PROBLEM TO WORK ON:
Identify each line below containing the string "States" and copy it.

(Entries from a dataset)
*****
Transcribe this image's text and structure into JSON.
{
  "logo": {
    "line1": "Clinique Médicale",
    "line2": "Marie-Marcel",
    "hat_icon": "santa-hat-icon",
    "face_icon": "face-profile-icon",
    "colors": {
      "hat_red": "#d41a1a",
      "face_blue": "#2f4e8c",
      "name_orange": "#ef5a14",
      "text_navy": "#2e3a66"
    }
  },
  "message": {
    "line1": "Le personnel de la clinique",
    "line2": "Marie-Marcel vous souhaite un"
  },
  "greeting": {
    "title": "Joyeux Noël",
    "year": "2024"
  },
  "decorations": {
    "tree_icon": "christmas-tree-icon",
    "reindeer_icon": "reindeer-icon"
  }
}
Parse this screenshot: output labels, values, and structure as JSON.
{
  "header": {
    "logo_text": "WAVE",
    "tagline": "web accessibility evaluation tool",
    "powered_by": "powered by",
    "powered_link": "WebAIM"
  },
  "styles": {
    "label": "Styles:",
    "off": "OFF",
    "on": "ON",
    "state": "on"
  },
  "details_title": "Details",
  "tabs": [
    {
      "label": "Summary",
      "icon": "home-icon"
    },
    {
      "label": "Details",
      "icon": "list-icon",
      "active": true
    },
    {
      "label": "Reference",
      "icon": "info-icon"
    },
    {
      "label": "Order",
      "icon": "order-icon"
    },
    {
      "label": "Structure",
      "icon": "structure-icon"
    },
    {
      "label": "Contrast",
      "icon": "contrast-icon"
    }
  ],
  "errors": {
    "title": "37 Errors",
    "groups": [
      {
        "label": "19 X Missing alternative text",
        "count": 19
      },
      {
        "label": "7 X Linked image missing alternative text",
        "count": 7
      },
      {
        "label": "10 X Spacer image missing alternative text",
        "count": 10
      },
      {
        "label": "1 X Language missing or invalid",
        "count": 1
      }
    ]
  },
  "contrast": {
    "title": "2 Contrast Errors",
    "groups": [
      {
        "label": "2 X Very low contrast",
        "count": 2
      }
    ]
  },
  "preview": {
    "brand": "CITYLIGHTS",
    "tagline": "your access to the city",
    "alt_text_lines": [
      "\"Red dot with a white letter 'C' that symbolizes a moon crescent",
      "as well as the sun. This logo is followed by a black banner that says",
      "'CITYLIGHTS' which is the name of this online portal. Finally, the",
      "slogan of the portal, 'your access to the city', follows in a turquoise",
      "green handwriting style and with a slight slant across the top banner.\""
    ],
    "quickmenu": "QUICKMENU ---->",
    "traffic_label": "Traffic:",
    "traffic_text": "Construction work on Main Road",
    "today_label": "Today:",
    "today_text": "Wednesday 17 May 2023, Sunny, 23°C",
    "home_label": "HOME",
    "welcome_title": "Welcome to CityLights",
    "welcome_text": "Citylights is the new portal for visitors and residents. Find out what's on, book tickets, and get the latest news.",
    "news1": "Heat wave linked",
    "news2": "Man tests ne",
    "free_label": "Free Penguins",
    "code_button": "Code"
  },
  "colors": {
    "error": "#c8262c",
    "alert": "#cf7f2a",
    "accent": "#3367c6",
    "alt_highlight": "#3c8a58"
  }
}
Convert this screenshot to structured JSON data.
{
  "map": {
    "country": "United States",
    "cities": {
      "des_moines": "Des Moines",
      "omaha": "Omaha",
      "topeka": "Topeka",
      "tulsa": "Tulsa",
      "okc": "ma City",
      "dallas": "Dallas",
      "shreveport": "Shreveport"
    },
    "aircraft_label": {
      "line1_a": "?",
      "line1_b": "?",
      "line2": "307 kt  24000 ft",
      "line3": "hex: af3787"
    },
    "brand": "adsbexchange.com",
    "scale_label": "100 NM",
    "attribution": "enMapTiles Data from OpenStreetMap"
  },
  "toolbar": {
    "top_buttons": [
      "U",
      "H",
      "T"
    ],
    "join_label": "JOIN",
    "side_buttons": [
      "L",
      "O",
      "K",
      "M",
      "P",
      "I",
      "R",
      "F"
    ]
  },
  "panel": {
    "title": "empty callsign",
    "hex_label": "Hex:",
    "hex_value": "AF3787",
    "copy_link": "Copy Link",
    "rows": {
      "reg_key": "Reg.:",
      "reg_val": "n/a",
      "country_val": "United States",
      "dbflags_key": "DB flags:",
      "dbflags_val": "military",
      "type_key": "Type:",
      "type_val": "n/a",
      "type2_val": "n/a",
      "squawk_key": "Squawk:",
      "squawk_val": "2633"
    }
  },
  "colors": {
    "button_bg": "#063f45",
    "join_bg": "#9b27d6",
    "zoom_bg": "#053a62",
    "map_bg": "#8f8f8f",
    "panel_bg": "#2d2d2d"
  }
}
*****
SOLUTION TO THIS EXERCISE:
    "country": "United States",
      "country_val": "United States",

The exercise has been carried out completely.